[Start Data supplied]
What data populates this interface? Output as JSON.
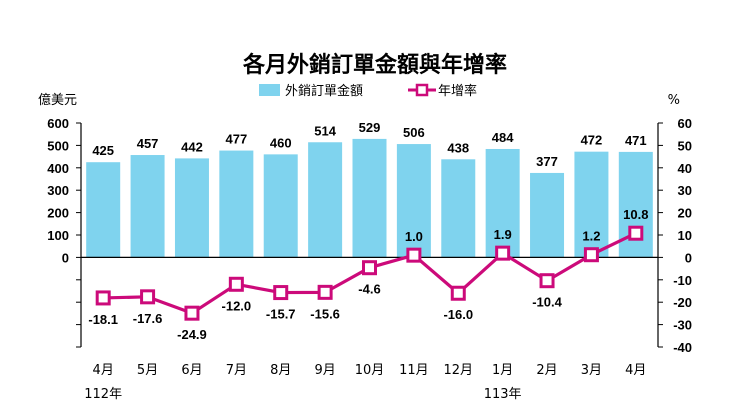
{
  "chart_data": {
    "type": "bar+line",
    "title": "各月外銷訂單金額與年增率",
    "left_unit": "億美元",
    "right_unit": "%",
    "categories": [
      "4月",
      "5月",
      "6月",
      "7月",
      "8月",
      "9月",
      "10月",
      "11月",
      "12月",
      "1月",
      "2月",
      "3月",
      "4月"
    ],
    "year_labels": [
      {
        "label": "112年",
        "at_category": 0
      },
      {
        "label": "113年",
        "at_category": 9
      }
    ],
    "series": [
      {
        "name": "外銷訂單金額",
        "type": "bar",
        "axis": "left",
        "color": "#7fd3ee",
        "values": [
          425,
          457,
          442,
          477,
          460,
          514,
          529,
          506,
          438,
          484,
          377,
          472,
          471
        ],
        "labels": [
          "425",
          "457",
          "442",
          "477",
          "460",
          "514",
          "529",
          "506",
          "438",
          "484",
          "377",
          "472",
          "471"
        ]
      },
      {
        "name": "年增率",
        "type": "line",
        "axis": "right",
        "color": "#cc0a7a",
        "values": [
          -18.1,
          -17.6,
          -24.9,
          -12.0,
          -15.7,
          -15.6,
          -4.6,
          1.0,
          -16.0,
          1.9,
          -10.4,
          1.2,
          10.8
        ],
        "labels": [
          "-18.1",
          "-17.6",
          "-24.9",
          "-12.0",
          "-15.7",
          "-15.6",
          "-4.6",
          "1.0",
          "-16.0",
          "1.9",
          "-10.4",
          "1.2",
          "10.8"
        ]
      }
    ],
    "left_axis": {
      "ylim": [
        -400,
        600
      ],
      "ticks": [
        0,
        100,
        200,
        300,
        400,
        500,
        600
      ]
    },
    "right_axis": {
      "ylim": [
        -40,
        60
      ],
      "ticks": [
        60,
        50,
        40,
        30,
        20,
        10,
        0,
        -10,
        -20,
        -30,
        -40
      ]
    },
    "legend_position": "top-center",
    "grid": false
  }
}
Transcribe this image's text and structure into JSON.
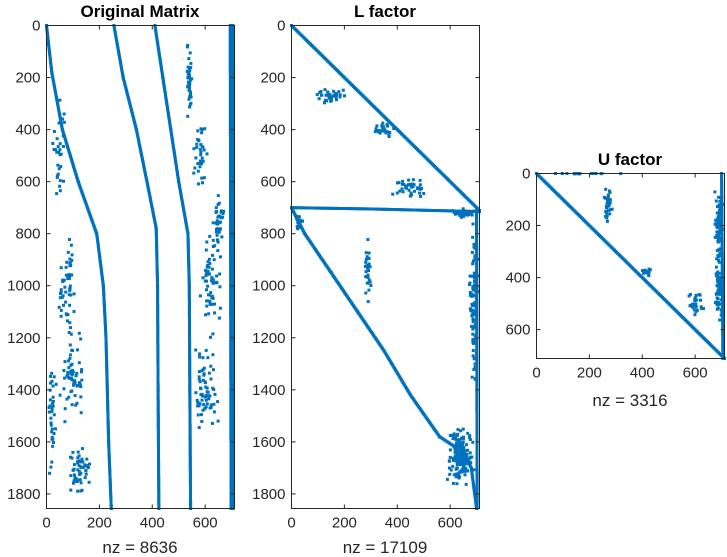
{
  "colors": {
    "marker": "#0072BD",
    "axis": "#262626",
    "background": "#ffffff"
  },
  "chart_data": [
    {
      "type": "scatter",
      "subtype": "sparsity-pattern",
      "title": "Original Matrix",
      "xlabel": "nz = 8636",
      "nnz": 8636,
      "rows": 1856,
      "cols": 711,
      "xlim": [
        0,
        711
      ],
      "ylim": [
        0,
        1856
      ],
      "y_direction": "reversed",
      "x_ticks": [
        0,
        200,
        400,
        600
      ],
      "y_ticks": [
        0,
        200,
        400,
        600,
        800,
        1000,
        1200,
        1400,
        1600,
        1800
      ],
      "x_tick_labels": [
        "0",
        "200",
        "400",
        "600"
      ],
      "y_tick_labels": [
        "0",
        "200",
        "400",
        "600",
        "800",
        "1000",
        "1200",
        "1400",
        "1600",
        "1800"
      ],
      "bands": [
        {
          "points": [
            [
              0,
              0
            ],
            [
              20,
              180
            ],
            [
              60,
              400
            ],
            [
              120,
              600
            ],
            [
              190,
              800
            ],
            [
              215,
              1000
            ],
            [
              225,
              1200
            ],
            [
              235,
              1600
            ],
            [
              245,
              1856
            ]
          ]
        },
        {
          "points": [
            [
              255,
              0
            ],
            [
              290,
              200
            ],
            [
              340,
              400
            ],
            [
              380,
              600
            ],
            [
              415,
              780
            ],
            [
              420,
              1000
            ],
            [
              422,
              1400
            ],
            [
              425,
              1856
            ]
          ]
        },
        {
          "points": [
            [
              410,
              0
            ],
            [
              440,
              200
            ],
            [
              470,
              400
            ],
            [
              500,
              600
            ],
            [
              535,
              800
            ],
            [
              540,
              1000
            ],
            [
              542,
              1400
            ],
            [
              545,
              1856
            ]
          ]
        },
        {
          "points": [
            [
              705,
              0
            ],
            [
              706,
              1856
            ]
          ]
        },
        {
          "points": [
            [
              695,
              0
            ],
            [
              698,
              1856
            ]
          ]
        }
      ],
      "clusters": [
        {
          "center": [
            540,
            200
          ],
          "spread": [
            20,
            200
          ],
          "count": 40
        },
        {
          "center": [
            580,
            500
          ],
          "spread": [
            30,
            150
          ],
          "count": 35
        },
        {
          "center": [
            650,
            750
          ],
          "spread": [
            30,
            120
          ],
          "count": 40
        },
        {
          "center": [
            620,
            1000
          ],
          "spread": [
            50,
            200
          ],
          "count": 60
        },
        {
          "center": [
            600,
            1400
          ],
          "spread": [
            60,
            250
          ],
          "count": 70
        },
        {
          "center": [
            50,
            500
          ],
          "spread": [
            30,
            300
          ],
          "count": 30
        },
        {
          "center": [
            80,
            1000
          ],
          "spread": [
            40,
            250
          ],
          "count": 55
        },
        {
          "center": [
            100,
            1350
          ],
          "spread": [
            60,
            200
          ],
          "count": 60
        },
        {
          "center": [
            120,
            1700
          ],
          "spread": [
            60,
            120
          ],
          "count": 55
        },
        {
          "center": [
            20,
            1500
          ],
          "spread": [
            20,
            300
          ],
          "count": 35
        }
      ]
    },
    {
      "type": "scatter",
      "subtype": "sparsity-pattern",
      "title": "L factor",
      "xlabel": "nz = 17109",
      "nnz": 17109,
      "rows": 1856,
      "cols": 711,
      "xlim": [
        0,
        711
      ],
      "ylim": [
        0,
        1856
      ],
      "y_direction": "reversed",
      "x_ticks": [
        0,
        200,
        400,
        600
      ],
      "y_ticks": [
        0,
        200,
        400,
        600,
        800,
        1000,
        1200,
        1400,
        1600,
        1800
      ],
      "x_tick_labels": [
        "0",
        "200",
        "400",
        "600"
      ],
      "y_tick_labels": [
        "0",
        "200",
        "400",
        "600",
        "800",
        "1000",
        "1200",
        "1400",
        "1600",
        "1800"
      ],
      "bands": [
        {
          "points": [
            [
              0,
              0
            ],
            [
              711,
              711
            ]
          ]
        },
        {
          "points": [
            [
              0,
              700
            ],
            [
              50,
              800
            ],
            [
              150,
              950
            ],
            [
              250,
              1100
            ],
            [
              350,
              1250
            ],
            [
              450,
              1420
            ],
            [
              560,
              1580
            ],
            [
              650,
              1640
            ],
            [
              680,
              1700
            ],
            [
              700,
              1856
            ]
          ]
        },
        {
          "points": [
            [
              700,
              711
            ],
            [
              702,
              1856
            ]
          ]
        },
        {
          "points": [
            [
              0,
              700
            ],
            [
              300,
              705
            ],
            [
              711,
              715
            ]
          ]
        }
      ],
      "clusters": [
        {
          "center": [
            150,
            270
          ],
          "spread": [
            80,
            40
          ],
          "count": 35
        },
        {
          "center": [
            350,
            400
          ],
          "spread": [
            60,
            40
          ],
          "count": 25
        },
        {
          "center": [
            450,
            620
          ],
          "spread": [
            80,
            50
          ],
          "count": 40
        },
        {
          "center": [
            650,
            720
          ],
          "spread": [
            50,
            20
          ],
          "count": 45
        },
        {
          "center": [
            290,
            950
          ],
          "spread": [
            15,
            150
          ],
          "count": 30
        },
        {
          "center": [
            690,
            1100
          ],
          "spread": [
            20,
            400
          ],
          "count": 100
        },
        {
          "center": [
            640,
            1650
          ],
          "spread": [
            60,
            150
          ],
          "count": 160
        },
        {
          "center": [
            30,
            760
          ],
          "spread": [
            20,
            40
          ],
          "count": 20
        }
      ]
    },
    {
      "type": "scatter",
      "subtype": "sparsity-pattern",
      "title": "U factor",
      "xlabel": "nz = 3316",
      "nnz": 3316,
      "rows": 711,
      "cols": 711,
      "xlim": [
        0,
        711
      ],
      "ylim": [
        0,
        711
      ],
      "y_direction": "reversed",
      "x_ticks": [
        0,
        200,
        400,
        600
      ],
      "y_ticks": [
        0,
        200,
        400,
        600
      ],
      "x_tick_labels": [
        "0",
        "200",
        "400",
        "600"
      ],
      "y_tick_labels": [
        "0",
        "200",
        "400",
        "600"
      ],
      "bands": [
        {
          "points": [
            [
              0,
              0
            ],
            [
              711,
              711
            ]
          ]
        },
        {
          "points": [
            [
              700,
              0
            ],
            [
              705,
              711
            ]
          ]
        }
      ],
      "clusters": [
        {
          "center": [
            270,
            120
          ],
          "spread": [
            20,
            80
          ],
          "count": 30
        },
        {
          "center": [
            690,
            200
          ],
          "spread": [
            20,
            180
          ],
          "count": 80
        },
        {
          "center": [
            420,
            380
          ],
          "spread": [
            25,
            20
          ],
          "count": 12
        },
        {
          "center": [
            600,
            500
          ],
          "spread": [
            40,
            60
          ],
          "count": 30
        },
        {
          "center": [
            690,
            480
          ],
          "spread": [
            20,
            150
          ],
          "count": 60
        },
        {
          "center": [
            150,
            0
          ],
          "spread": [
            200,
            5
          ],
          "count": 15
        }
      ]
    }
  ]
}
[End Data supplied]
### Goal
Copy all lines from the material that include "xlabel".

### Reply to the task
      "xlabel": "nz = 8636",
      "xlabel": "nz = 17109",
      "xlabel": "nz = 3316",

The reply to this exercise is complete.